----- Given records -----
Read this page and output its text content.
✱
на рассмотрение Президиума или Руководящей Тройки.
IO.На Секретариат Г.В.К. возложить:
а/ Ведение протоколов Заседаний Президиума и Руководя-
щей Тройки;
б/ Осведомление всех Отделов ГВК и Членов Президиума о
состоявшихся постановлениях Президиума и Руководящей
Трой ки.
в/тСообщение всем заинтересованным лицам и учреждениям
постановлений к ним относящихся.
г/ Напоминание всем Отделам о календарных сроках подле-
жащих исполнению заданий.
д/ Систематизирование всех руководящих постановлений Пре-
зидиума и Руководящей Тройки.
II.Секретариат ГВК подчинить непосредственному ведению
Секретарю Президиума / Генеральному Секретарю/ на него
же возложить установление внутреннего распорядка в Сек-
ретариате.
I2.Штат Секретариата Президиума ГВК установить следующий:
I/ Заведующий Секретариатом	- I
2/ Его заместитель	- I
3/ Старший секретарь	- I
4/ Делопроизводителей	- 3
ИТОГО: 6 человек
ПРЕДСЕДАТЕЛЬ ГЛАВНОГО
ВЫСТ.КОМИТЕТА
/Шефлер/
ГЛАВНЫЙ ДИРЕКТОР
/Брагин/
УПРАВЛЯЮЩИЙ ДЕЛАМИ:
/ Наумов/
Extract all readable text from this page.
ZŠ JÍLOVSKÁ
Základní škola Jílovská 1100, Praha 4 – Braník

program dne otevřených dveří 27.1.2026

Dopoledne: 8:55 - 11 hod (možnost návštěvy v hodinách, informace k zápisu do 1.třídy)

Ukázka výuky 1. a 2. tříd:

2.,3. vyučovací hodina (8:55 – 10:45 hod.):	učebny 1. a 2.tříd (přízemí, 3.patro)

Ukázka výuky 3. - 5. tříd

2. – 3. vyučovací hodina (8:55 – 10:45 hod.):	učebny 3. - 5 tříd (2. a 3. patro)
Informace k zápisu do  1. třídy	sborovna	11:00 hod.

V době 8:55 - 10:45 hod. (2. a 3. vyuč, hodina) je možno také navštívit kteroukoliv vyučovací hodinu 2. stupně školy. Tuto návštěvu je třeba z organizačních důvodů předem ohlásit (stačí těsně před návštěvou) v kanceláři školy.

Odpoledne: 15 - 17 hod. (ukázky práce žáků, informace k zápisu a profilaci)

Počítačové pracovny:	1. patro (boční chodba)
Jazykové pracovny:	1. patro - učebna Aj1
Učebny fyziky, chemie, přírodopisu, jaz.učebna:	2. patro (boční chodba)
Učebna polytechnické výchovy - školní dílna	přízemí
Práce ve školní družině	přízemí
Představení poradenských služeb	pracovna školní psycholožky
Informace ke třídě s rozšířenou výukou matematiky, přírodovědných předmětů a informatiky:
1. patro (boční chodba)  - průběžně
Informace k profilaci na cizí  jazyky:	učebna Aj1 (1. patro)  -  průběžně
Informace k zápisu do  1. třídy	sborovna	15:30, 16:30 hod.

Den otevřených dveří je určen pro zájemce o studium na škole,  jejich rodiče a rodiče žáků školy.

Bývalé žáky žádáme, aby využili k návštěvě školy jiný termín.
-----
Exercise aim
Only the lines from the one containing "Extract all readable text from this page." to the end of the data should be printed, exactly as they stand.

Response to the task
Extract all readable text from this page.
ZŠ JÍLOVSKÁ
Základní škola Jílovská 1100, Praha 4 – Braník

program dne otevřených dveří 27.1.2026

Dopoledne: 8:55 - 11 hod (možnost návštěvy v hodinách, informace k zápisu do 1.třídy)

Ukázka výuky 1. a 2. tříd:

2.,3. vyučovací hodina (8:55 – 10:45 hod.):	učebny 1. a 2.tříd (přízemí, 3.patro)

Ukázka výuky 3. - 5. tříd

2. – 3. vyučovací hodina (8:55 – 10:45 hod.):	učebny 3. - 5 tříd (2. a 3. patro)
Informace k zápisu do  1. třídy	sborovna	11:00 hod.

V době 8:55 - 10:45 hod. (2. a 3. vyuč, hodina) je možno také navštívit kteroukoliv vyučovací hodinu 2. stupně školy. Tuto návštěvu je třeba z organizačních důvodů předem ohlásit (stačí těsně před návštěvou) v kanceláři školy.

Odpoledne: 15 - 17 hod. (ukázky práce žáků, informace k zápisu a profilaci)

Počítačové pracovny:	1. patro (boční chodba)
Jazykové pracovny:	1. patro - učebna Aj1
Učebny fyziky, chemie, přírodopisu, jaz.učebna:	2. patro (boční chodba)
Učebna polytechnické výchovy - školní dílna	přízemí
Práce ve školní družině	přízemí
Představení poradenských služeb	pracovna školní psycholožky
Informace ke třídě s rozšířenou výukou matematiky, přírodovědných předmětů a informatiky:
1. patro (boční chodba)  - průběžně
Informace k profilaci na cizí  jazyky:	učebna Aj1 (1. patro)  -  průběžně
Informace k zápisu do  1. třídy	sborovna	15:30, 16:30 hod.

Den otevřených dveří je určen pro zájemce o studium na škole,  jejich rodiče a rodiče žáků školy.

Bývalé žáky žádáme, aby využili k návštěvě školy jiný termín.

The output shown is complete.